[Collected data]
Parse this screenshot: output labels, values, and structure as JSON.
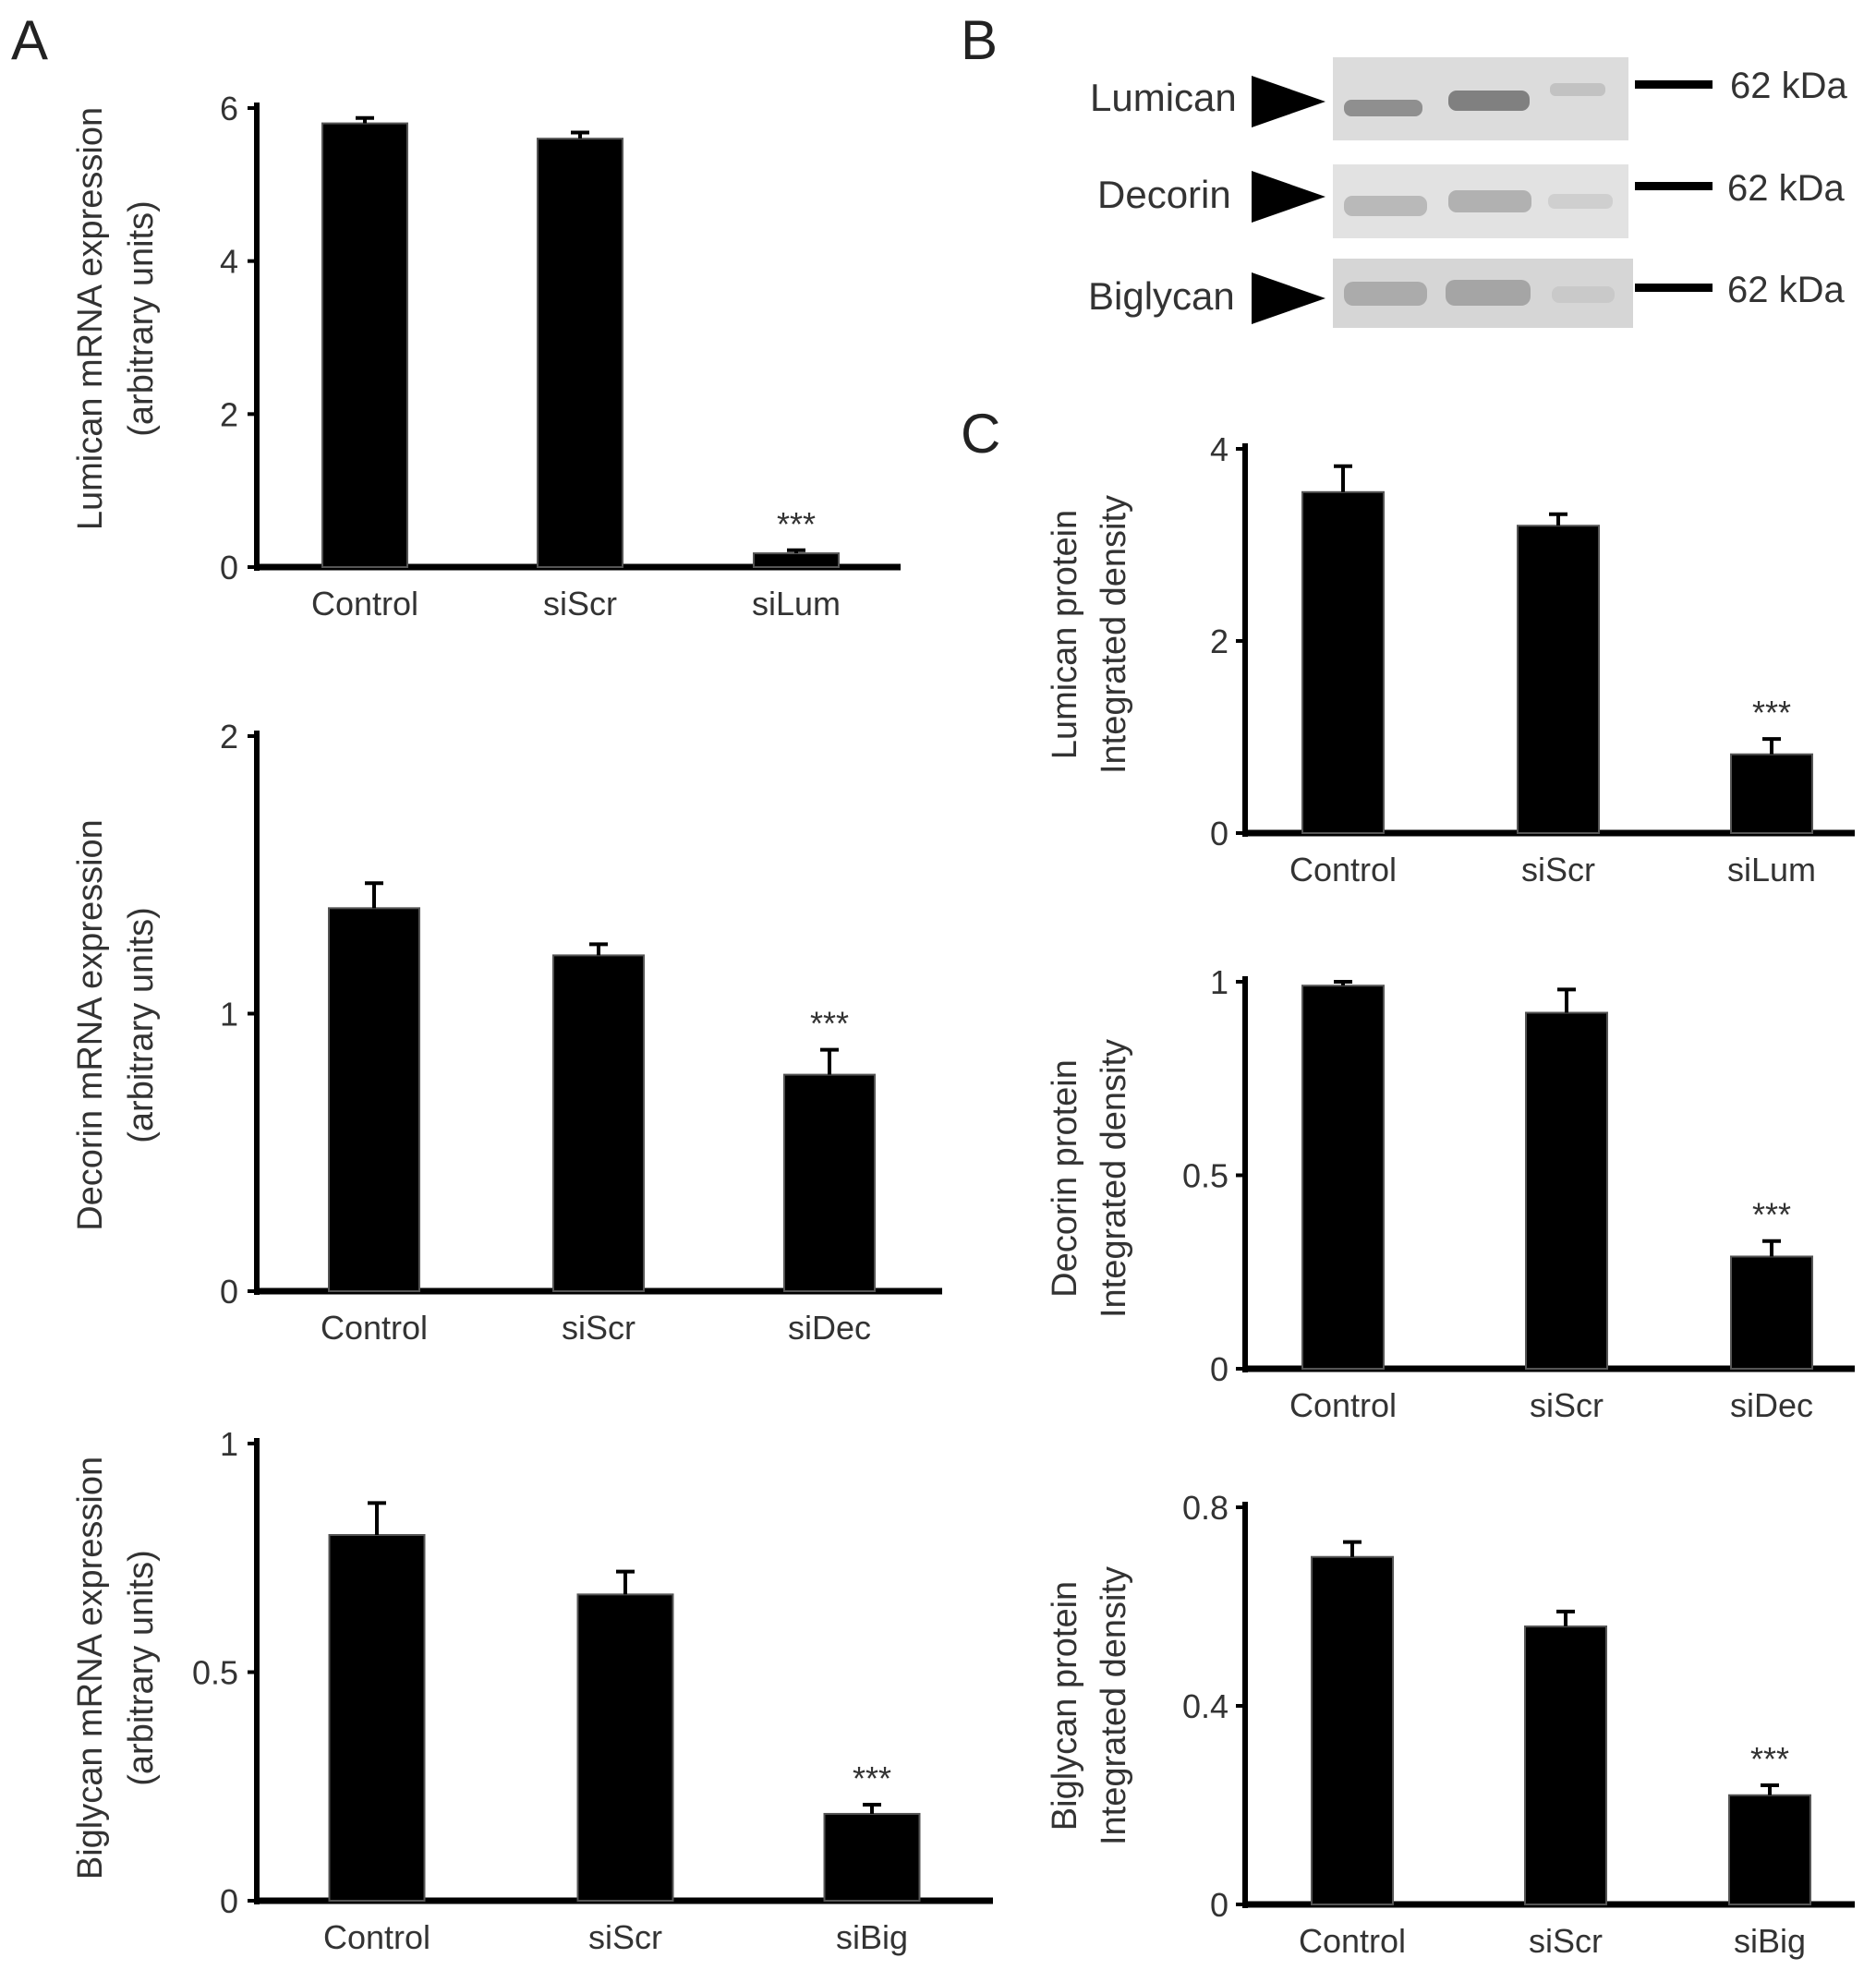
{
  "panels": {
    "A": "A",
    "B": "B",
    "C": "C"
  },
  "blot": {
    "rows": [
      {
        "protein": "Lumican",
        "marker": "62 kDa"
      },
      {
        "protein": "Decorin",
        "marker": "62 kDa"
      },
      {
        "protein": "Biglycan",
        "marker": "62 kDa"
      }
    ]
  },
  "chart_data": [
    {
      "id": "A1",
      "type": "bar",
      "categories": [
        "Control",
        "siScr",
        "siLum"
      ],
      "values": [
        5.8,
        5.6,
        0.18
      ],
      "errors": [
        0.07,
        0.08,
        0.04
      ],
      "significance": [
        "",
        "",
        "***"
      ],
      "ylabel": [
        "Lumican mRNA expression",
        "(arbitrary units)"
      ],
      "ylim": [
        0,
        6
      ],
      "yticks": [
        0,
        2,
        4,
        6
      ],
      "ytick_labels": [
        "0",
        "2",
        "4",
        "6"
      ]
    },
    {
      "id": "A2",
      "type": "bar",
      "categories": [
        "Control",
        "siScr",
        "siDec"
      ],
      "values": [
        1.38,
        1.21,
        0.78
      ],
      "errors": [
        0.09,
        0.04,
        0.09
      ],
      "significance": [
        "",
        "",
        "***"
      ],
      "ylabel": [
        "Decorin mRNA expression",
        "(arbitrary units)"
      ],
      "ylim": [
        0,
        2
      ],
      "yticks": [
        0,
        1,
        2
      ],
      "ytick_labels": [
        "0",
        "1",
        "2"
      ]
    },
    {
      "id": "A3",
      "type": "bar",
      "categories": [
        "Control",
        "siScr",
        "siBig"
      ],
      "values": [
        0.8,
        0.67,
        0.19
      ],
      "errors": [
        0.07,
        0.05,
        0.02
      ],
      "significance": [
        "",
        "",
        "***"
      ],
      "ylabel": [
        "Biglycan mRNA expression",
        "(arbitrary units)"
      ],
      "ylim": [
        0,
        1
      ],
      "yticks": [
        0,
        0.5,
        1
      ],
      "ytick_labels": [
        "0",
        "0.5",
        "1"
      ]
    },
    {
      "id": "C1",
      "type": "bar",
      "categories": [
        "Control",
        "siScr",
        "siLum"
      ],
      "values": [
        3.55,
        3.2,
        0.82
      ],
      "errors": [
        0.27,
        0.12,
        0.16
      ],
      "significance": [
        "",
        "",
        "***"
      ],
      "ylabel": [
        "Lumican protein",
        "Integrated density"
      ],
      "ylim": [
        0,
        4
      ],
      "yticks": [
        0,
        2,
        4
      ],
      "ytick_labels": [
        "0",
        "2",
        "4"
      ]
    },
    {
      "id": "C2",
      "type": "bar",
      "categories": [
        "Control",
        "siScr",
        "siDec"
      ],
      "values": [
        0.99,
        0.92,
        0.29
      ],
      "errors": [
        0.01,
        0.06,
        0.04
      ],
      "significance": [
        "",
        "",
        "***"
      ],
      "ylabel": [
        "Decorin protein",
        "Integrated density"
      ],
      "ylim": [
        0,
        1
      ],
      "yticks": [
        0,
        0.5,
        1
      ],
      "ytick_labels": [
        "0",
        "0.5",
        "1"
      ]
    },
    {
      "id": "C3",
      "type": "bar",
      "categories": [
        "Control",
        "siScr",
        "siBig"
      ],
      "values": [
        0.7,
        0.56,
        0.22
      ],
      "errors": [
        0.03,
        0.03,
        0.02
      ],
      "significance": [
        "",
        "",
        "***"
      ],
      "ylabel": [
        "Biglycan protein",
        "Integrated density"
      ],
      "ylim": [
        0,
        0.8
      ],
      "yticks": [
        0,
        0.4,
        0.8
      ],
      "ytick_labels": [
        "0",
        "0.4",
        "0.8"
      ]
    }
  ]
}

## What is needed
Return each record above as it stands. Pictures stay out.

## Response to the task
Parse this screenshot: output labels, values, and structure as JSON.
{
  "panels": {
    "A": "A",
    "B": "B",
    "C": "C"
  },
  "blot": {
    "rows": [
      {
        "protein": "Lumican",
        "marker": "62 kDa"
      },
      {
        "protein": "Decorin",
        "marker": "62 kDa"
      },
      {
        "protein": "Biglycan",
        "marker": "62 kDa"
      }
    ]
  },
  "chart_data": [
    {
      "id": "A1",
      "type": "bar",
      "categories": [
        "Control",
        "siScr",
        "siLum"
      ],
      "values": [
        5.8,
        5.6,
        0.18
      ],
      "errors": [
        0.07,
        0.08,
        0.04
      ],
      "significance": [
        "",
        "",
        "***"
      ],
      "ylabel": [
        "Lumican mRNA expression",
        "(arbitrary units)"
      ],
      "ylim": [
        0,
        6
      ],
      "yticks": [
        0,
        2,
        4,
        6
      ],
      "ytick_labels": [
        "0",
        "2",
        "4",
        "6"
      ]
    },
    {
      "id": "A2",
      "type": "bar",
      "categories": [
        "Control",
        "siScr",
        "siDec"
      ],
      "values": [
        1.38,
        1.21,
        0.78
      ],
      "errors": [
        0.09,
        0.04,
        0.09
      ],
      "significance": [
        "",
        "",
        "***"
      ],
      "ylabel": [
        "Decorin mRNA expression",
        "(arbitrary units)"
      ],
      "ylim": [
        0,
        2
      ],
      "yticks": [
        0,
        1,
        2
      ],
      "ytick_labels": [
        "0",
        "1",
        "2"
      ]
    },
    {
      "id": "A3",
      "type": "bar",
      "categories": [
        "Control",
        "siScr",
        "siBig"
      ],
      "values": [
        0.8,
        0.67,
        0.19
      ],
      "errors": [
        0.07,
        0.05,
        0.02
      ],
      "significance": [
        "",
        "",
        "***"
      ],
      "ylabel": [
        "Biglycan mRNA expression",
        "(arbitrary units)"
      ],
      "ylim": [
        0,
        1
      ],
      "yticks": [
        0,
        0.5,
        1
      ],
      "ytick_labels": [
        "0",
        "0.5",
        "1"
      ]
    },
    {
      "id": "C1",
      "type": "bar",
      "categories": [
        "Control",
        "siScr",
        "siLum"
      ],
      "values": [
        3.55,
        3.2,
        0.82
      ],
      "errors": [
        0.27,
        0.12,
        0.16
      ],
      "significance": [
        "",
        "",
        "***"
      ],
      "ylabel": [
        "Lumican protein",
        "Integrated density"
      ],
      "ylim": [
        0,
        4
      ],
      "yticks": [
        0,
        2,
        4
      ],
      "ytick_labels": [
        "0",
        "2",
        "4"
      ]
    },
    {
      "id": "C2",
      "type": "bar",
      "categories": [
        "Control",
        "siScr",
        "siDec"
      ],
      "values": [
        0.99,
        0.92,
        0.29
      ],
      "errors": [
        0.01,
        0.06,
        0.04
      ],
      "significance": [
        "",
        "",
        "***"
      ],
      "ylabel": [
        "Decorin protein",
        "Integrated density"
      ],
      "ylim": [
        0,
        1
      ],
      "yticks": [
        0,
        0.5,
        1
      ],
      "ytick_labels": [
        "0",
        "0.5",
        "1"
      ]
    },
    {
      "id": "C3",
      "type": "bar",
      "categories": [
        "Control",
        "siScr",
        "siBig"
      ],
      "values": [
        0.7,
        0.56,
        0.22
      ],
      "errors": [
        0.03,
        0.03,
        0.02
      ],
      "significance": [
        "",
        "",
        "***"
      ],
      "ylabel": [
        "Biglycan protein",
        "Integrated density"
      ],
      "ylim": [
        0,
        0.8
      ],
      "yticks": [
        0,
        0.4,
        0.8
      ],
      "ytick_labels": [
        "0",
        "0.4",
        "0.8"
      ]
    }
  ]
}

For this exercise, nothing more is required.